-- START OF READING PASSAGE --
By default, Linux will aggressively swap processes out of physical memory onto disk in order to keep the disk cache as large as possible. This means that pages that haven't been used recently ill be pushed into swap long before the system even comes close to running out of memory, which is an unexpected behavior compared to some operating systems. The /proc/sys/vm/swappiness parameter controls how aggressive Linux is in this area.

As good a description as you'll find of the numeric details of this setting is in section 4.15 of
http://people.redhat.com/nhorman/papers/rhel4_vm.pdf
It's based on a combination of how much of memory is mapped (that total is in /proc/meminfo) as well as how difficult it has been for the virtual memory manager to find pages to use.


A value of 0 will avoid ever swapping out just for caching space. Using 100 will always favor making the disk cache bigger. Most distributions set this value to be 60, tuned toward moderately aggressive swapping to increase disk cache.
-- END OF READING PASSAGE --
WHAT IS NEEDED ▸
Reproduce word for word the part of the Linux swappiness passage that begins at "By default, Linux" and stops after "pages to use.".
-- START OF DATA EXTRACT --
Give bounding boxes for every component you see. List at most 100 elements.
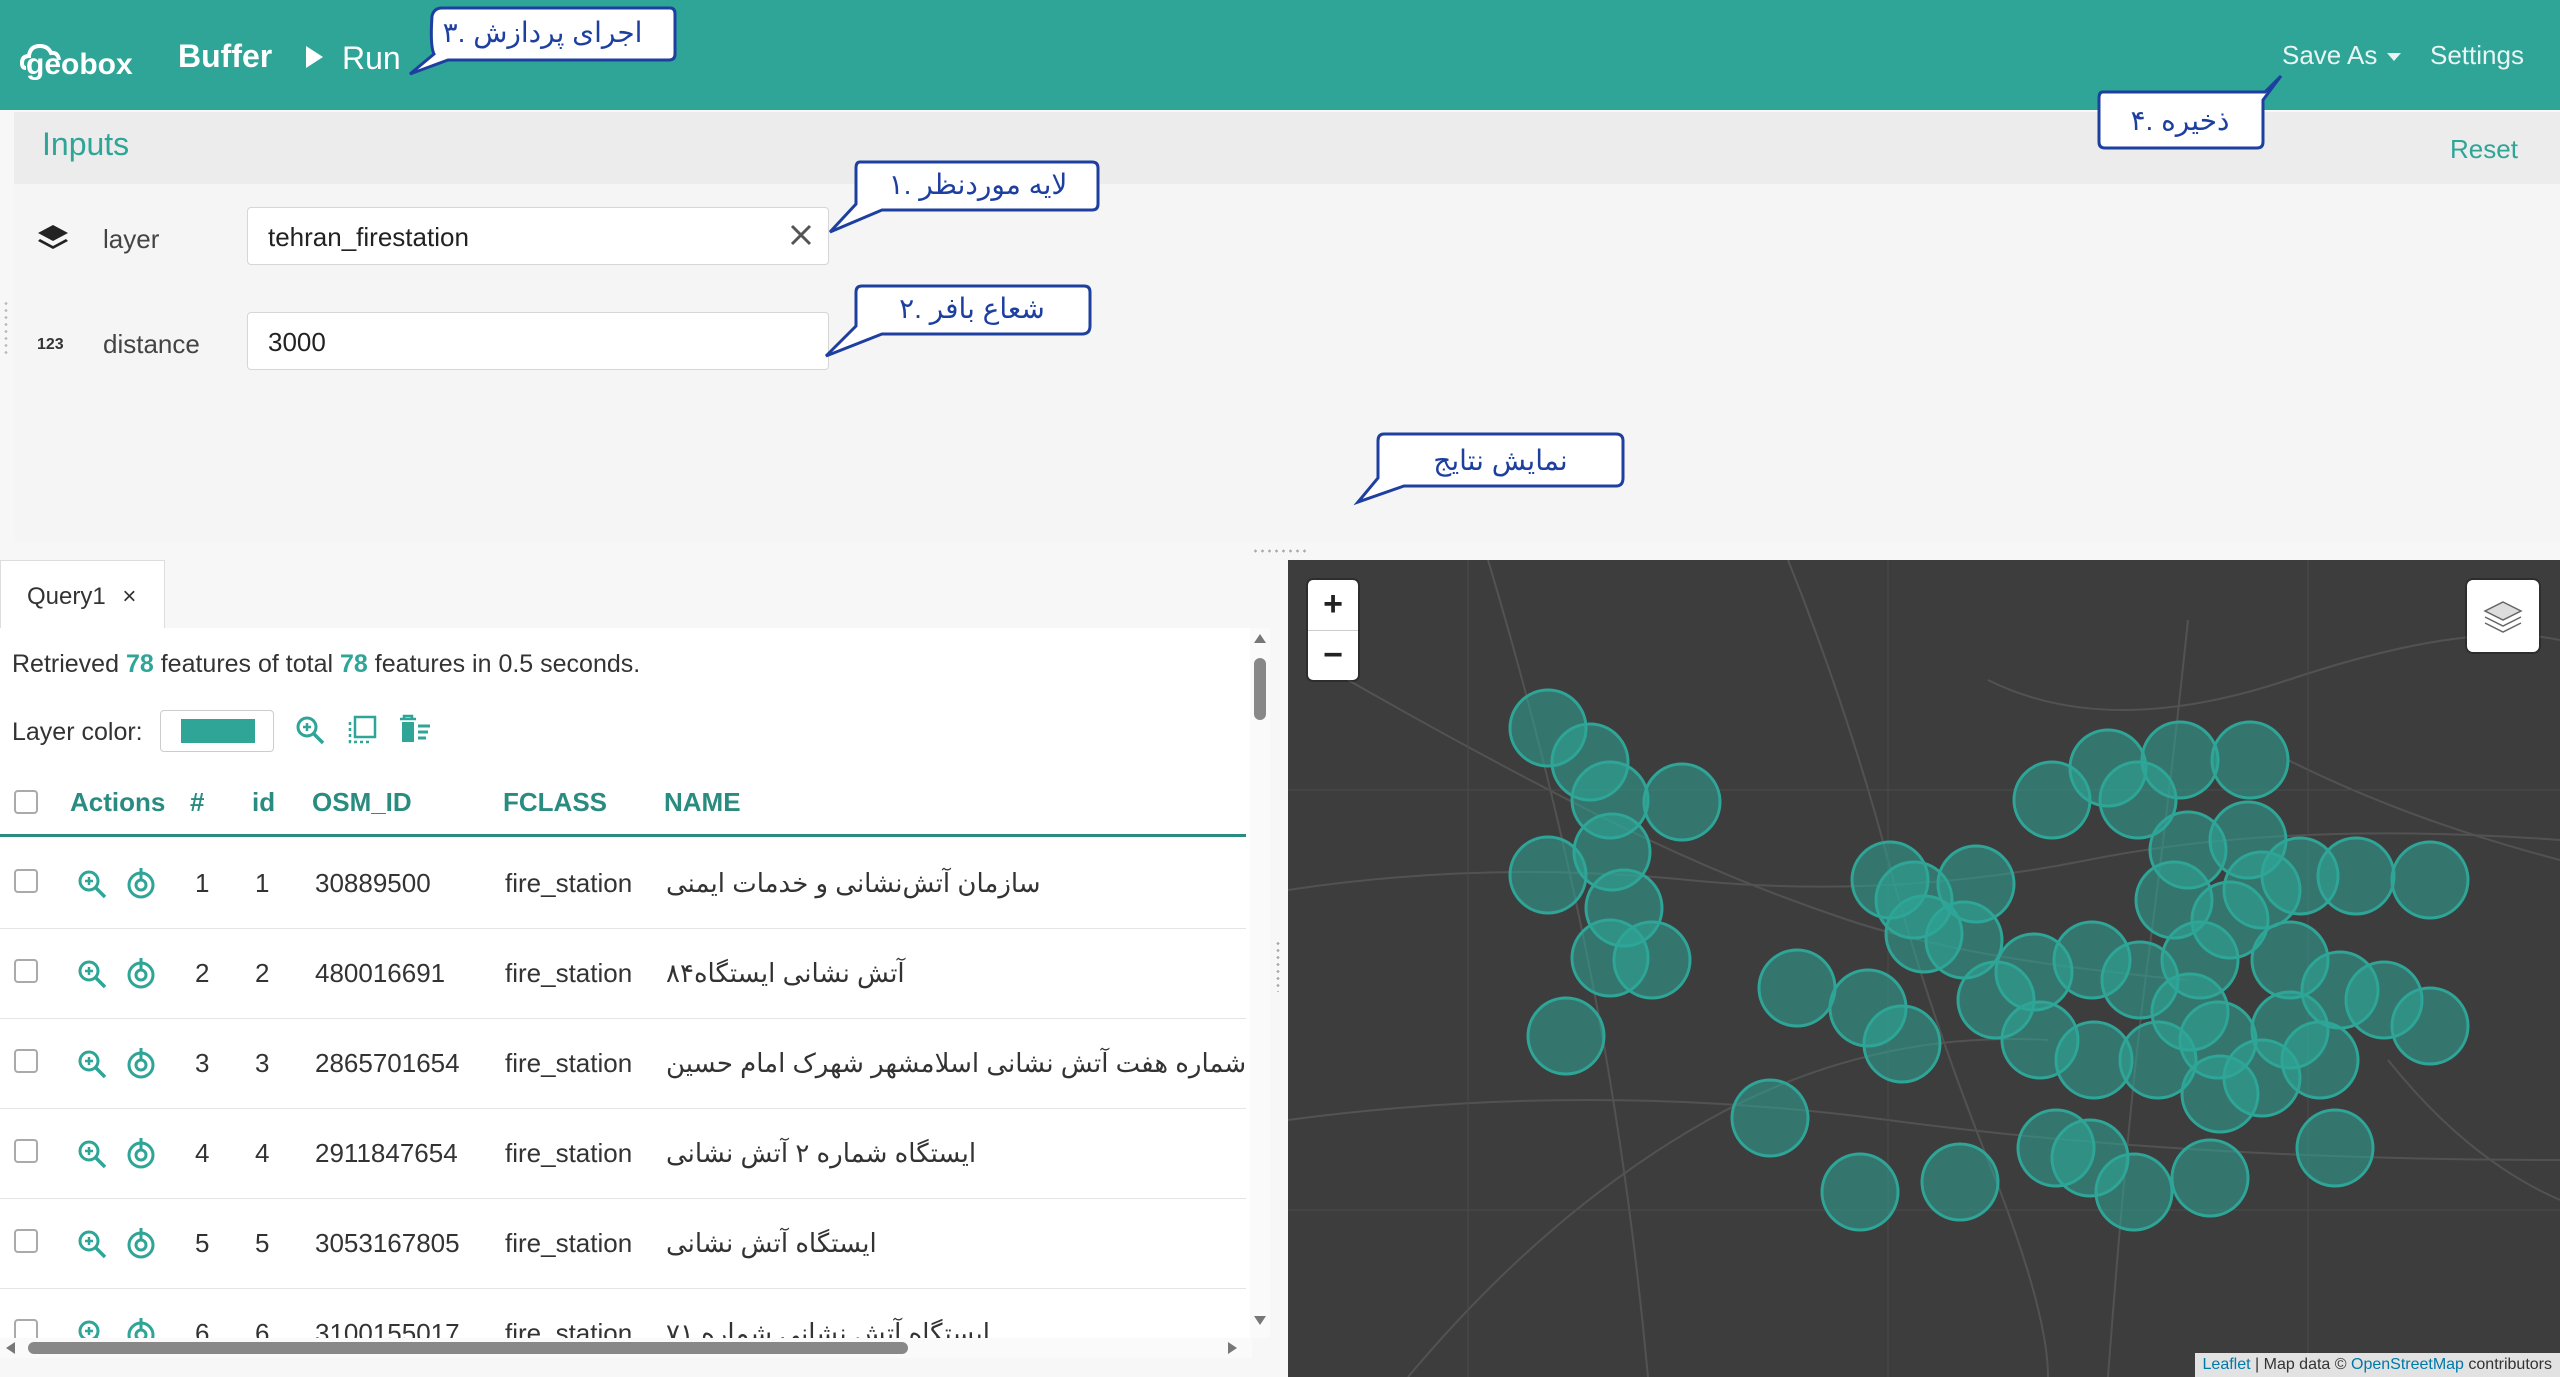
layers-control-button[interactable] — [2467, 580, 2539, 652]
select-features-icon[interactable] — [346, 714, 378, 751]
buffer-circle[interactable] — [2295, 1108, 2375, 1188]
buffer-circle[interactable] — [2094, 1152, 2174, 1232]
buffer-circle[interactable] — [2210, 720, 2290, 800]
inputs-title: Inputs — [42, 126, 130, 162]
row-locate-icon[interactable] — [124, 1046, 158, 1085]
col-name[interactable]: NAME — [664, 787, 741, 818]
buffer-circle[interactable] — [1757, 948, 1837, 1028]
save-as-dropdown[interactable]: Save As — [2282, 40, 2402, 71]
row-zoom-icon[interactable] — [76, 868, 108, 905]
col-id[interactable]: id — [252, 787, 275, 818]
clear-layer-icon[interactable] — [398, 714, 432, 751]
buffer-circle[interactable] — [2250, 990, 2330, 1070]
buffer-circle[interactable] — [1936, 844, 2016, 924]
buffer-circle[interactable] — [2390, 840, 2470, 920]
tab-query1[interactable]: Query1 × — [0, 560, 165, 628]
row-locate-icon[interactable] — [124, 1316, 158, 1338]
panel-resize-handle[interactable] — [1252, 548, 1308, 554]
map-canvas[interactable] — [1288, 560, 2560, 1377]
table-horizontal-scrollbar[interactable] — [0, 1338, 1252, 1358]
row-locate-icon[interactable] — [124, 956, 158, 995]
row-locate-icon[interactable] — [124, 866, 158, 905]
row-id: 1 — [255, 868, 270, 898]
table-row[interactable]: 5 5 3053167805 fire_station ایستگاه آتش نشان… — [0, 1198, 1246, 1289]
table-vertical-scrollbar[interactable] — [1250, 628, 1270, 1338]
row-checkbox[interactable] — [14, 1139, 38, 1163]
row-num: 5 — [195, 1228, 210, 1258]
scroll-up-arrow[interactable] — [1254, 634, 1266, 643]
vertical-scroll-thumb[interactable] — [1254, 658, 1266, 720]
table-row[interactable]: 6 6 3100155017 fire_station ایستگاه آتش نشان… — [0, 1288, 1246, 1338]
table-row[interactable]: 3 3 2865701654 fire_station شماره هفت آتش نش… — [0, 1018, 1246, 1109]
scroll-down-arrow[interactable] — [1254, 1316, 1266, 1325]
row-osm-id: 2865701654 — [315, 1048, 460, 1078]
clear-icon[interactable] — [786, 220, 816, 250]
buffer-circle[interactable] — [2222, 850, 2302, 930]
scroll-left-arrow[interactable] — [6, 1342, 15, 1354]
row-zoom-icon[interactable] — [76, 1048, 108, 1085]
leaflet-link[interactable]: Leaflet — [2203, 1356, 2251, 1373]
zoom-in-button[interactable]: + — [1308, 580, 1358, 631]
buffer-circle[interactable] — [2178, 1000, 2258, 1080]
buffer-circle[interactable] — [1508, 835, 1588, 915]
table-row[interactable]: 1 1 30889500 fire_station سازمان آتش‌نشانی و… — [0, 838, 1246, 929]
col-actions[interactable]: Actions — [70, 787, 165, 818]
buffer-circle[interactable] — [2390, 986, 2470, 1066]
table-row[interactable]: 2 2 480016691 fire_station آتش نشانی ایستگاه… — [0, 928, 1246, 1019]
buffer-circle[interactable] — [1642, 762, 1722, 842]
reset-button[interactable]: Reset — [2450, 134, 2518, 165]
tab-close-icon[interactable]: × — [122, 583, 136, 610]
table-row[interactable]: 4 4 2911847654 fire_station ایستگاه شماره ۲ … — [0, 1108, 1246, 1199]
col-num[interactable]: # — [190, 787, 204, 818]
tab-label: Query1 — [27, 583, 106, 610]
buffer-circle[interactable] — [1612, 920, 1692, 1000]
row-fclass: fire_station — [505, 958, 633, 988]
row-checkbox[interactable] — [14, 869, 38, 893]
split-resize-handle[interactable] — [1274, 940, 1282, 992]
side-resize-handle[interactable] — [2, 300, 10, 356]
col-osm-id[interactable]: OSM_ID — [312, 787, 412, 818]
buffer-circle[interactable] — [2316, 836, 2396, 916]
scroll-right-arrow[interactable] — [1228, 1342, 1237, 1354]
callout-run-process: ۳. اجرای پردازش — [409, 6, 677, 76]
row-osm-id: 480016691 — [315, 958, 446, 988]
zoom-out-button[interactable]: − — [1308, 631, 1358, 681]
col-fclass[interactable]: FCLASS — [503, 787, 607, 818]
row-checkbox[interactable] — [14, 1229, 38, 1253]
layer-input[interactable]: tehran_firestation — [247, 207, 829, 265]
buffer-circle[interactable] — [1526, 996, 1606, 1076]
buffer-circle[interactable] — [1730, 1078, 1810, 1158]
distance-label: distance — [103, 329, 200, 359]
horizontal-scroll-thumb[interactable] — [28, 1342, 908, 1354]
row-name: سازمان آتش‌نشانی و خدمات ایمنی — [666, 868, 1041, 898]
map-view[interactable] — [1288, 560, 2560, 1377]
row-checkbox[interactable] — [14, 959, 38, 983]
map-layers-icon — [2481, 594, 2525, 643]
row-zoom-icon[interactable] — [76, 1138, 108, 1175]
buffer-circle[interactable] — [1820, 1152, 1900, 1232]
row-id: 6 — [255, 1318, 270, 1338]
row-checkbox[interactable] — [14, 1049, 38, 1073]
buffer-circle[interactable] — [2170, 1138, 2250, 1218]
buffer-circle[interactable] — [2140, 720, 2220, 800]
-- END OF DATA EXTRACT --
ANSWER BELOW ▸
By default, Linux will aggressively swap processes out of physical memory onto disk in order to keep the disk cache as large as possible. This means that pages that haven't been used recently ill be pushed into swap long before the system even comes close to running out of memory, which is an unexpected behavior compared to some operating systems. The /proc/sys/vm/swappiness parameter controls how aggressive Linux is in this area.

As good a description as you'll find of the numeric details of this setting is in section 4.15 of
http://people.redhat.com/nhorman/papers/rhel4_vm.pdf
It's based on a combination of how much of memory is mapped (that total is in /proc/meminfo) as well as how difficult it has been for the virtual memory manager to find pages to use.